Dataset content -
+-------+

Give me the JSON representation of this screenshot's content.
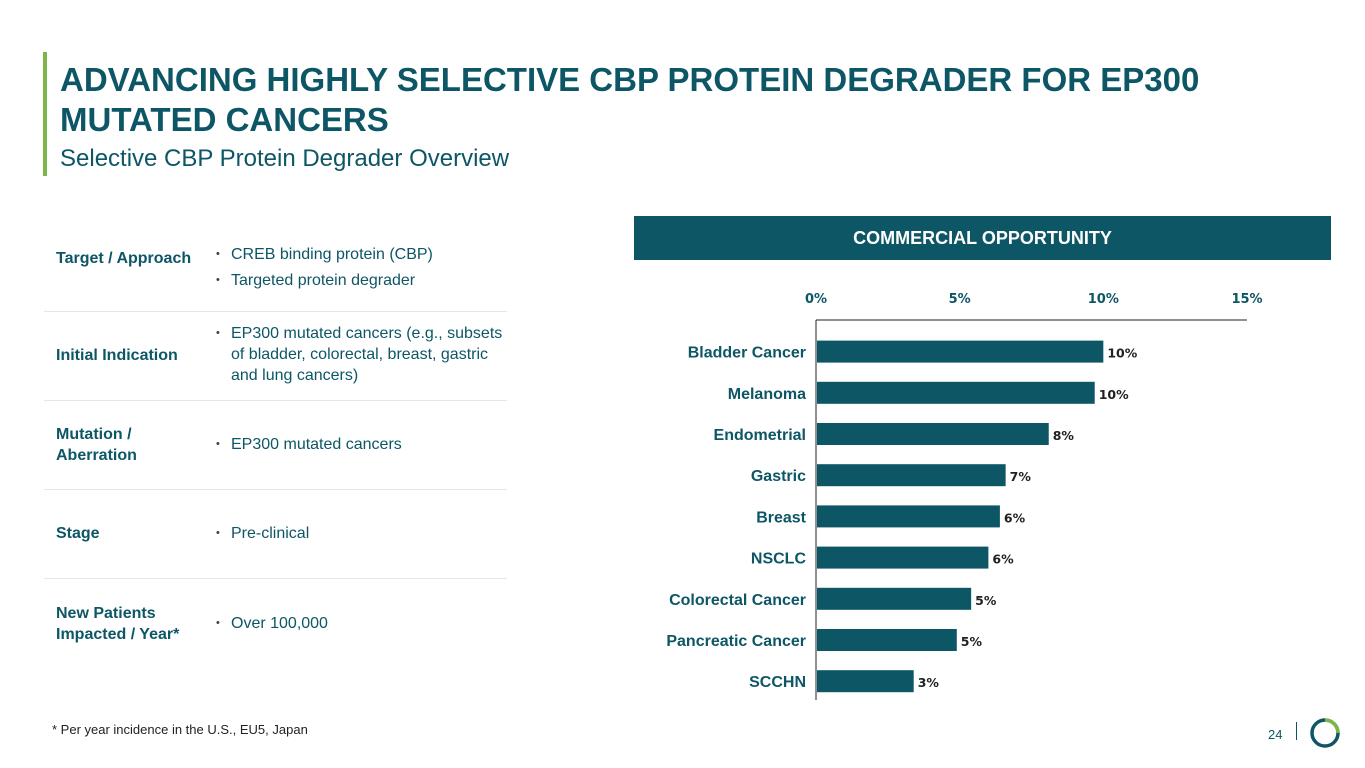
{
  "header": {
    "title": "ADVANCING HIGHLY SELECTIVE CBP PROTEIN DEGRADER FOR EP300 MUTATED CANCERS",
    "subtitle": "Selective CBP Protein Degrader Overview"
  },
  "overview": {
    "rows": [
      {
        "label": "Target / Approach",
        "bullets": [
          "CREB binding protein (CBP)",
          "Targeted protein degrader"
        ]
      },
      {
        "label": "Initial Indication",
        "bullets": [
          "EP300 mutated cancers (e.g., subsets of bladder, colorectal, breast, gastric and lung cancers)"
        ]
      },
      {
        "label": "Mutation / Aberration",
        "bullets": [
          "EP300 mutated cancers"
        ]
      },
      {
        "label": "Stage",
        "bullets": [
          "Pre-clinical"
        ]
      },
      {
        "label": "New Patients Impacted / Year*",
        "bullets": [
          "Over 100,000"
        ]
      }
    ]
  },
  "chart_title": "COMMERCIAL OPPORTUNITY",
  "chart_data": {
    "type": "bar",
    "orientation": "horizontal",
    "categories": [
      "Bladder Cancer",
      "Melanoma",
      "Endometrial",
      "Gastric",
      "Breast",
      "NSCLC",
      "Colorectal Cancer",
      "Pancreatic Cancer",
      "SCCHN"
    ],
    "values": [
      10.0,
      9.7,
      8.1,
      6.6,
      6.4,
      6.0,
      5.4,
      4.9,
      3.4
    ],
    "data_labels": [
      "10%",
      "10%",
      "8%",
      "7%",
      "6%",
      "6%",
      "5%",
      "5%",
      "3%"
    ],
    "xlim": [
      0,
      15
    ],
    "xticks": [
      0,
      5,
      10,
      15
    ],
    "xtick_labels": [
      "0%",
      "5%",
      "10%",
      "15%"
    ],
    "axis_position": "top",
    "title": "COMMERCIAL OPPORTUNITY",
    "bar_color": "#0d5666"
  },
  "footer": {
    "footnote": "* Per year incidence in the U.S., EU5, Japan",
    "page_number": "24"
  },
  "colors": {
    "primary": "#0d5666",
    "accent": "#7ab648"
  }
}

+-------+

Problem statement - Leaving every picture out, repeat each line of the material exactly.

Task solution -
Give me the JSON representation of this screenshot's content.
{
  "header": {
    "title": "ADVANCING HIGHLY SELECTIVE CBP PROTEIN DEGRADER FOR EP300 MUTATED CANCERS",
    "subtitle": "Selective CBP Protein Degrader Overview"
  },
  "overview": {
    "rows": [
      {
        "label": "Target / Approach",
        "bullets": [
          "CREB binding protein (CBP)",
          "Targeted protein degrader"
        ]
      },
      {
        "label": "Initial Indication",
        "bullets": [
          "EP300 mutated cancers (e.g., subsets of bladder, colorectal, breast, gastric and lung cancers)"
        ]
      },
      {
        "label": "Mutation / Aberration",
        "bullets": [
          "EP300 mutated cancers"
        ]
      },
      {
        "label": "Stage",
        "bullets": [
          "Pre-clinical"
        ]
      },
      {
        "label": "New Patients Impacted / Year*",
        "bullets": [
          "Over 100,000"
        ]
      }
    ]
  },
  "chart_title": "COMMERCIAL OPPORTUNITY",
  "chart_data": {
    "type": "bar",
    "orientation": "horizontal",
    "categories": [
      "Bladder Cancer",
      "Melanoma",
      "Endometrial",
      "Gastric",
      "Breast",
      "NSCLC",
      "Colorectal Cancer",
      "Pancreatic Cancer",
      "SCCHN"
    ],
    "values": [
      10.0,
      9.7,
      8.1,
      6.6,
      6.4,
      6.0,
      5.4,
      4.9,
      3.4
    ],
    "data_labels": [
      "10%",
      "10%",
      "8%",
      "7%",
      "6%",
      "6%",
      "5%",
      "5%",
      "3%"
    ],
    "xlim": [
      0,
      15
    ],
    "xticks": [
      0,
      5,
      10,
      15
    ],
    "xtick_labels": [
      "0%",
      "5%",
      "10%",
      "15%"
    ],
    "axis_position": "top",
    "title": "COMMERCIAL OPPORTUNITY",
    "bar_color": "#0d5666"
  },
  "footer": {
    "footnote": "* Per year incidence in the U.S., EU5, Japan",
    "page_number": "24"
  },
  "colors": {
    "primary": "#0d5666",
    "accent": "#7ab648"
  }
}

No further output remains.